DO THIS: Omit any picture, and return the remaining data exactly as written.

+ + + + + + +

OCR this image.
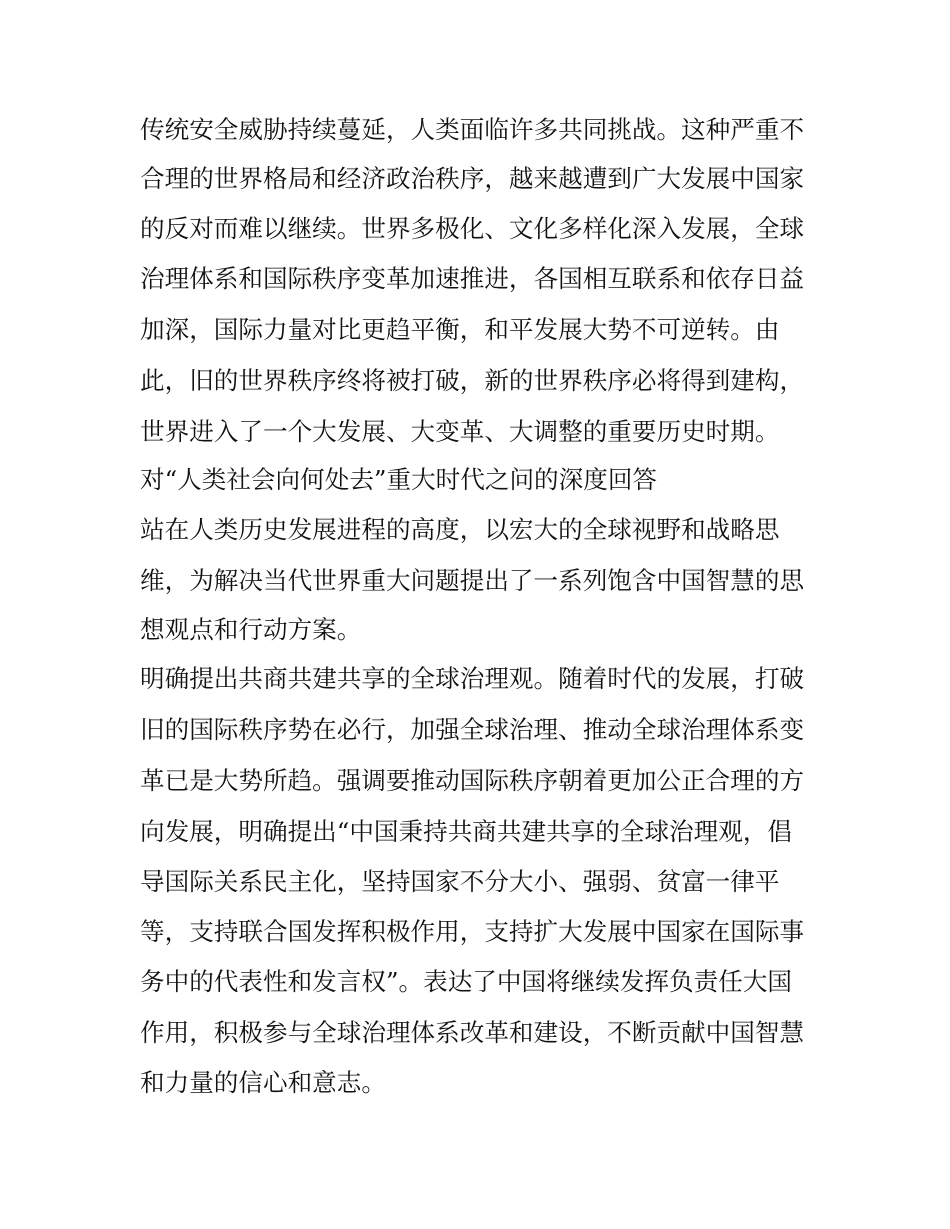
传统安全威胁持续蔓延，人类面临许多共同挑战。这种严重不
合理的世界格局和经济政治秩序，越来越遭到广大发展中国家
的反对而难以继续。世界多极化、文化多样化深入发展，全球
治理体系和国际秩序变革加速推进，各国相互联系和依存日益
加深，国际力量对比更趋平衡，和平发展大势不可逆转。由
此，旧的世界秩序终将被打破，新的世界秩序必将得到建构，
世界进入了一个大发展、大变革、大调整的重要历史时期。
对“人类社会向何处去”重大时代之问的深度回答
站在人类历史发展进程的高度，以宏大的全球视野和战略思
维，为解决当代世界重大问题提出了一系列饱含中国智慧的思
想观点和行动方案。
明确提出共商共建共享的全球治理观。随着时代的发展，打破
旧的国际秩序势在必行，加强全球治理、推动全球治理体系变
革已是大势所趋。强调要推动国际秩序朝着更加公正合理的方
向发展，明确提出“中国秉持共商共建共享的全球治理观，倡
导国际关系民主化，坚持国家不分大小、强弱、贫富一律平
等，支持联合国发挥积极作用，支持扩大发展中国家在国际事
务中的代表性和发言权”。表达了中国将继续发挥负责任大国
作用，积极参与全球治理体系改革和建设，不断贡献中国智慧
和力量的信心和意志。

+ + + + + + +

OUTPUT FOR THIS TASK:
OCR this image.
传统安全威胁持续蔓延，人类面临许多共同挑战。这种严重不
合理的世界格局和经济政治秩序，越来越遭到广大发展中国家
的反对而难以继续。世界多极化、文化多样化深入发展，全球
治理体系和国际秩序变革加速推进，各国相互联系和依存日益
加深，国际力量对比更趋平衡，和平发展大势不可逆转。由
此，旧的世界秩序终将被打破，新的世界秩序必将得到建构，
世界进入了一个大发展、大变革、大调整的重要历史时期。
对“人类社会向何处去”重大时代之问的深度回答
站在人类历史发展进程的高度，以宏大的全球视野和战略思
维，为解决当代世界重大问题提出了一系列饱含中国智慧的思
想观点和行动方案。
明确提出共商共建共享的全球治理观。随着时代的发展，打破
旧的国际秩序势在必行，加强全球治理、推动全球治理体系变
革已是大势所趋。强调要推动国际秩序朝着更加公正合理的方
向发展，明确提出“中国秉持共商共建共享的全球治理观，倡
导国际关系民主化，坚持国家不分大小、强弱、贫富一律平
等，支持联合国发挥积极作用，支持扩大发展中国家在国际事
务中的代表性和发言权”。表达了中国将继续发挥负责任大国
作用，积极参与全球治理体系改革和建设，不断贡献中国智慧
和力量的信心和意志。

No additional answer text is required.